> [What needs to be done]:
State the number of lines below in which the word "Thapa" appears. Nothing else belongs in the answer.

> [Information shown]:

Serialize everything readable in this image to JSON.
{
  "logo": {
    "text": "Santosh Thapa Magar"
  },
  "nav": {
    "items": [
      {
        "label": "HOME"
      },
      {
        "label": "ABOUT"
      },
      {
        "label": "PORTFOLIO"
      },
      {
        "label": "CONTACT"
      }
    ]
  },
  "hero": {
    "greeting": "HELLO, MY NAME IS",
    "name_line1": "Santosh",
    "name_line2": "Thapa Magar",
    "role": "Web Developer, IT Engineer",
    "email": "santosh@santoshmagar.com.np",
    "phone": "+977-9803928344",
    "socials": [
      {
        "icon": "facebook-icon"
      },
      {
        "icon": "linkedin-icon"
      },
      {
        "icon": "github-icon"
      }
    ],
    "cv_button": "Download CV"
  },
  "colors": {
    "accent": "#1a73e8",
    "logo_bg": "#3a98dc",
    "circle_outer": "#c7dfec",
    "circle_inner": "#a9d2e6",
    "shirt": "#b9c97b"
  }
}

> [Written solution]:
2